*Task to complete*
Copy the lines below word for word, omitting the pictures.

*Material for the task*
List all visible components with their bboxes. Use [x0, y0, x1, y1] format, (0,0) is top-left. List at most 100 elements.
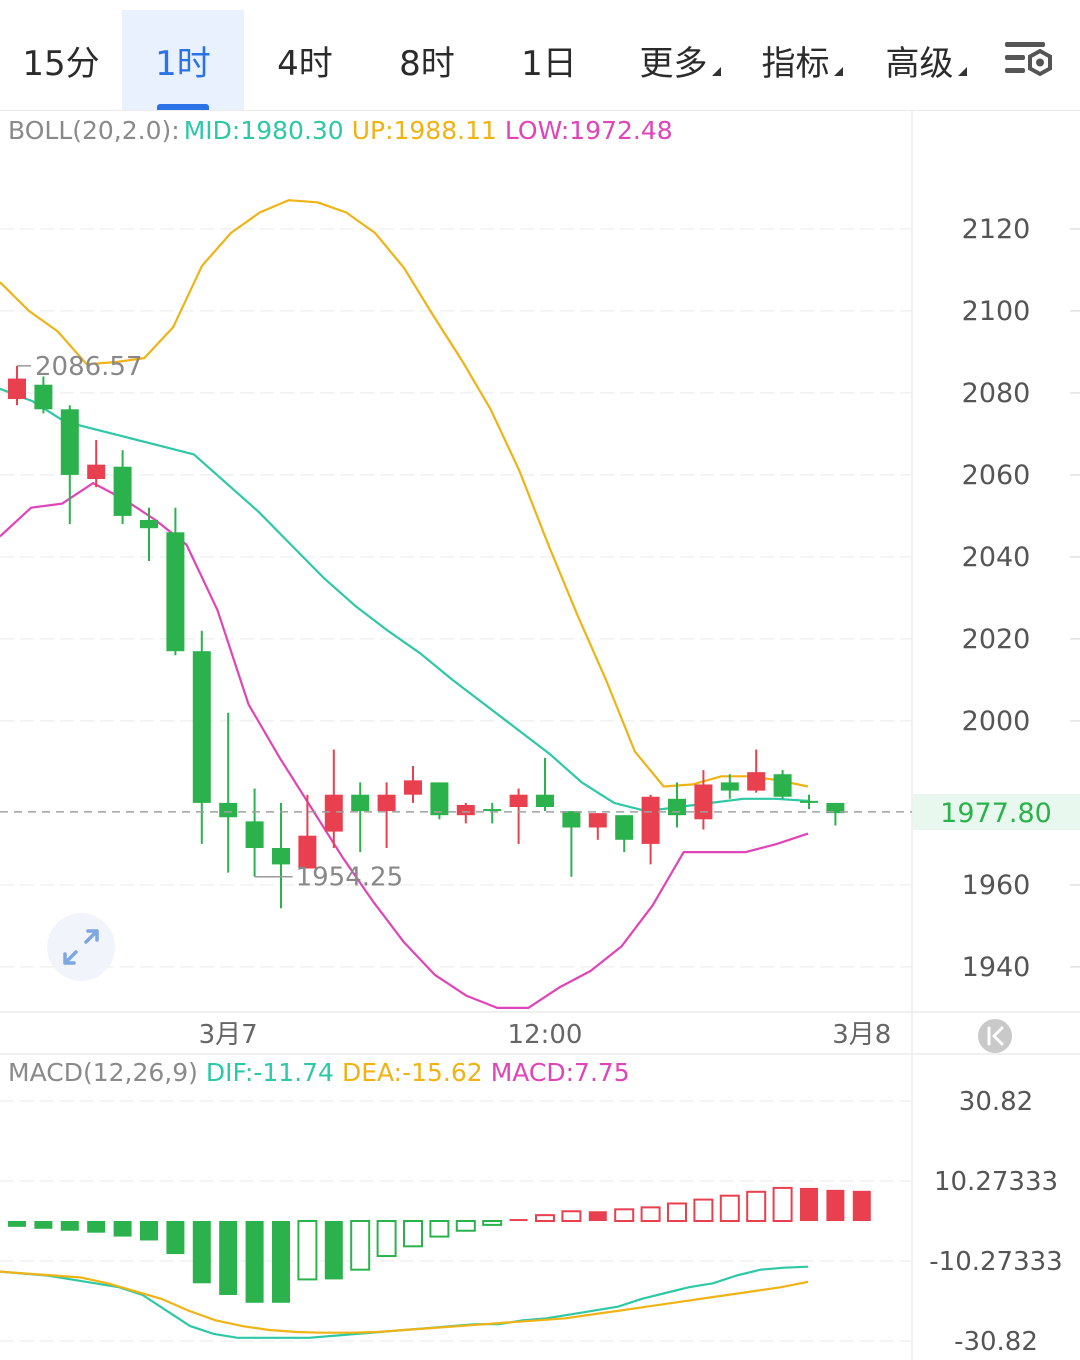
boll-upper-line — [0, 199, 809, 788]
price-axis: 2120 2100 2080 2060 2040 2020 2000 1960 1940 — [962, 214, 1031, 983]
candle-body — [826, 802, 845, 814]
macd-bar — [324, 1221, 343, 1280]
macd-tick-label: -10.27333 — [929, 1247, 1062, 1277]
chart-settings-icon[interactable] — [1003, 38, 1059, 82]
candle-body — [87, 464, 106, 479]
tab-4h[interactable]: 4时 — [244, 10, 366, 110]
min-price-label: 1954.25 — [296, 863, 404, 893]
macd-bar — [166, 1221, 185, 1255]
macd-bar — [772, 1186, 793, 1223]
price-tick-label: 2120 — [962, 214, 1031, 245]
macd-bar — [509, 1219, 528, 1222]
boll-up-label: UP:1988.11 — [352, 116, 497, 145]
macd-bar — [482, 1220, 503, 1226]
macd-axis: 30.82 10.27333 -10.27333 -30.82 — [929, 1087, 1062, 1357]
macd-bar — [272, 1221, 290, 1303]
macd-bar — [852, 1190, 871, 1221]
tab-label: 高级 — [885, 43, 954, 84]
macd-tick-label: 30.82 — [959, 1087, 1033, 1117]
tab-advanced[interactable]: 高级 — [866, 10, 986, 110]
price-tick-label: 1940 — [962, 952, 1031, 983]
macd-bar — [719, 1194, 740, 1223]
macd-bar — [535, 1214, 555, 1223]
dropdown-caret-icon — [957, 66, 967, 76]
candle-body — [404, 780, 422, 795]
scroll-to-latest-icon[interactable] — [978, 1019, 1012, 1053]
macd-bar — [800, 1187, 818, 1221]
current-price-tag — [913, 793, 1080, 830]
timeframe-tabs: 15分 1时 4时 8时 1日 更多 指标 高级 — [0, 0, 1080, 111]
macd-tick-label: -30.82 — [954, 1327, 1038, 1357]
tab-1h[interactable]: 1时 — [122, 10, 244, 110]
macd-bar — [376, 1220, 397, 1258]
macd-bar — [140, 1221, 158, 1241]
tab-label: 1时 — [155, 43, 211, 84]
tab-1d[interactable]: 1日 — [488, 10, 610, 110]
candle-body — [245, 821, 264, 848]
price-tick-label: 2040 — [962, 542, 1031, 573]
tab-8h[interactable]: 8时 — [366, 10, 488, 110]
time-tick-label: 12:00 — [508, 1020, 583, 1050]
macd-dea-label: DEA:-15.62 — [342, 1058, 483, 1087]
max-price-label: 2086.57 — [35, 352, 143, 382]
candlesticks — [8, 365, 845, 909]
candle-body — [456, 804, 475, 816]
extreme-markers: 2086.57 1954.25 — [17, 352, 403, 893]
tab-more[interactable]: 更多 — [620, 10, 740, 110]
macd-bar — [297, 1220, 318, 1281]
macd-bar — [219, 1221, 238, 1295]
macd-bar — [588, 1211, 607, 1221]
expand-icon[interactable] — [47, 913, 115, 981]
macd-bar — [826, 1189, 845, 1221]
candle-body — [562, 811, 581, 828]
candle-body — [324, 794, 343, 832]
candle-body — [140, 520, 158, 529]
macd-bar — [192, 1221, 211, 1284]
candle-body — [536, 794, 554, 807]
macd-bar — [34, 1221, 53, 1229]
kline-chart[interactable]: 2120 2100 2080 2060 2040 2020 2000 1960 1940 BOL… — [0, 110, 1080, 1360]
candle-body — [615, 815, 634, 840]
candle-body — [747, 772, 766, 791]
macd-bar — [245, 1221, 264, 1303]
time-tick-label: 3月8 — [832, 1020, 891, 1050]
macd-bar — [8, 1221, 26, 1227]
macd-dea-line — [0, 1270, 809, 1334]
candle-body — [800, 800, 818, 803]
candle-body — [298, 835, 317, 869]
candle-body — [192, 651, 211, 803]
macd-bar — [455, 1220, 476, 1232]
macd-dif-label: DIF:-11.74 — [206, 1058, 334, 1087]
macd-histogram — [8, 1186, 871, 1303]
candle-body — [34, 384, 53, 410]
tab-indicators[interactable]: 指标 — [742, 10, 862, 110]
candle-body — [166, 532, 185, 652]
macd-grid — [0, 1100, 912, 1342]
macd-bar — [693, 1198, 714, 1222]
tab-label: 更多 — [639, 43, 708, 84]
price-tick-label: 2080 — [962, 378, 1031, 409]
current-price-value: 1977.80 — [940, 798, 1052, 829]
candle-body — [720, 782, 739, 791]
macd-bar — [113, 1221, 132, 1237]
macd-bar — [561, 1210, 582, 1223]
macd-bar — [403, 1220, 423, 1248]
candle-body — [272, 848, 290, 865]
boll-low-label: LOW:1972.48 — [505, 116, 673, 145]
tab-label: 15分 — [22, 43, 100, 84]
time-axis: 3月7 12:00 3月8 — [199, 1020, 892, 1050]
chart-frame — [0, 110, 1080, 1360]
macd-lines — [0, 1265, 809, 1339]
tab-label: 指标 — [761, 43, 830, 84]
macd-bar — [350, 1220, 371, 1271]
tab-15m[interactable]: 15分 — [0, 10, 122, 110]
boll-lower-line — [0, 482, 809, 1010]
dropdown-caret-icon — [833, 66, 843, 76]
candle-body — [219, 802, 238, 818]
boll-legend: BOLL(20,2.0): MID:1980.30 UP:1988.11 LOW:19… — [8, 116, 673, 145]
macd-bar — [87, 1221, 106, 1233]
tab-label: 8时 — [399, 43, 455, 84]
candle-body — [8, 378, 26, 400]
boll-mid-line — [0, 387, 809, 813]
dropdown-caret-icon — [711, 66, 721, 76]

*The result*
List all visible components with their bboxes. Use [x0, y0, x1, y1] format, (0,0) is top-left. List at most 100 elements.
boll-upper-line — [0, 199, 809, 788]
price-axis: 2120 2100 2080 2060 2040 2020 2000 1960 1940 — [962, 214, 1031, 983]
candle-body — [826, 802, 845, 814]
macd-bar — [324, 1221, 343, 1280]
macd-tick-label: -10.27333 — [929, 1247, 1062, 1277]
chart-settings-icon[interactable] — [1003, 38, 1059, 82]
candle-body — [87, 464, 106, 479]
tab-4h[interactable]: 4时 — [244, 10, 366, 110]
min-price-label: 1954.25 — [296, 863, 404, 893]
macd-bar — [166, 1221, 185, 1255]
macd-bar — [772, 1186, 793, 1223]
price-tick-label: 2120 — [962, 214, 1031, 245]
macd-bar — [509, 1219, 528, 1222]
boll-up-label: UP:1988.11 — [352, 116, 497, 145]
macd-bar — [482, 1220, 503, 1226]
macd-axis: 30.82 10.27333 -10.27333 -30.82 — [929, 1087, 1062, 1357]
macd-bar — [272, 1221, 290, 1303]
macd-bar — [852, 1190, 871, 1221]
tab-label: 高级 — [885, 43, 954, 84]
macd-tick-label: 30.82 — [959, 1087, 1033, 1117]
tab-advanced[interactable]: 高级 — [866, 10, 986, 110]
price-tick-label: 1940 — [962, 952, 1031, 983]
macd-bar — [719, 1194, 740, 1223]
macd-bar — [535, 1214, 555, 1223]
dropdown-caret-icon — [957, 66, 967, 76]
candle-body — [404, 780, 422, 795]
scroll-to-latest-icon[interactable] — [978, 1019, 1012, 1053]
macd-bar — [800, 1187, 818, 1221]
current-price-tag — [913, 793, 1080, 830]
timeframe-tabs: 15分 1时 4时 8时 1日 更多 指标 高级 — [0, 0, 1080, 111]
macd-tick-label: -30.82 — [954, 1327, 1038, 1357]
tab-1h[interactable]: 1时 — [122, 10, 244, 110]
macd-bar — [376, 1220, 397, 1258]
macd-bar — [140, 1221, 158, 1241]
tab-label: 1时 — [155, 43, 211, 84]
tab-1d[interactable]: 1日 — [488, 10, 610, 110]
candle-body — [245, 821, 264, 848]
price-tick-label: 2040 — [962, 542, 1031, 573]
tab-8h[interactable]: 8时 — [366, 10, 488, 110]
time-tick-label: 12:00 — [508, 1020, 583, 1050]
macd-dea-label: DEA:-15.62 — [342, 1058, 483, 1087]
max-price-label: 2086.57 — [35, 352, 143, 382]
candlesticks — [8, 365, 845, 909]
candle-body — [456, 804, 475, 816]
extreme-markers: 2086.57 1954.25 — [17, 352, 403, 893]
tab-more[interactable]: 更多 — [620, 10, 740, 110]
macd-bar — [297, 1220, 318, 1281]
macd-bar — [219, 1221, 238, 1295]
macd-bar — [588, 1211, 607, 1221]
expand-icon[interactable] — [47, 913, 115, 981]
macd-bar — [826, 1189, 845, 1221]
candle-body — [562, 811, 581, 828]
candle-body — [324, 794, 343, 832]
candle-body — [140, 520, 158, 529]
macd-bar — [192, 1221, 211, 1284]
candle-body — [536, 794, 554, 807]
macd-bar — [34, 1221, 53, 1229]
kline-chart[interactable]: 2120 2100 2080 2060 2040 2020 2000 1960 1940 BOL… — [0, 110, 1080, 1360]
candle-body — [615, 815, 634, 840]
candle-body — [747, 772, 766, 791]
macd-bar — [245, 1221, 264, 1303]
time-tick-label: 3月8 — [832, 1020, 891, 1050]
macd-bar — [8, 1221, 26, 1227]
macd-dea-line — [0, 1270, 809, 1334]
candle-body — [800, 800, 818, 803]
candle-body — [298, 835, 317, 869]
candle-body — [192, 651, 211, 803]
macd-bar — [455, 1220, 476, 1232]
macd-dif-label: DIF:-11.74 — [206, 1058, 334, 1087]
macd-histogram — [8, 1186, 871, 1303]
candle-body — [34, 384, 53, 410]
tab-indicators[interactable]: 指标 — [742, 10, 862, 110]
candle-body — [166, 532, 185, 652]
macd-grid — [0, 1100, 912, 1342]
macd-bar — [693, 1198, 714, 1222]
tab-label: 更多 — [639, 43, 708, 84]
price-tick-label: 2080 — [962, 378, 1031, 409]
current-price-value: 1977.80 — [940, 798, 1052, 829]
candle-body — [720, 782, 739, 791]
macd-bar — [113, 1221, 132, 1237]
macd-bar — [561, 1210, 582, 1223]
macd-bar — [403, 1220, 423, 1248]
candle-body — [272, 848, 290, 865]
boll-low-label: LOW:1972.48 — [505, 116, 673, 145]
tab-label: 15分 — [22, 43, 100, 84]
time-axis: 3月7 12:00 3月8 — [199, 1020, 892, 1050]
chart-frame — [0, 110, 1080, 1360]
macd-lines — [0, 1265, 809, 1339]
tab-label: 指标 — [761, 43, 830, 84]
macd-bar — [350, 1220, 371, 1271]
tab-15m[interactable]: 15分 — [0, 10, 122, 110]
boll-lower-line — [0, 482, 809, 1010]
dropdown-caret-icon — [833, 66, 843, 76]
candle-body — [219, 802, 238, 818]
boll-legend: BOLL(20,2.0): MID:1980.30 UP:1988.11 LOW:19… — [8, 116, 673, 145]
macd-bar — [87, 1221, 106, 1233]
tab-label: 8时 — [399, 43, 455, 84]
candle-body — [8, 378, 26, 400]
boll-mid-line — [0, 387, 809, 813]
dropdown-caret-icon — [711, 66, 721, 76]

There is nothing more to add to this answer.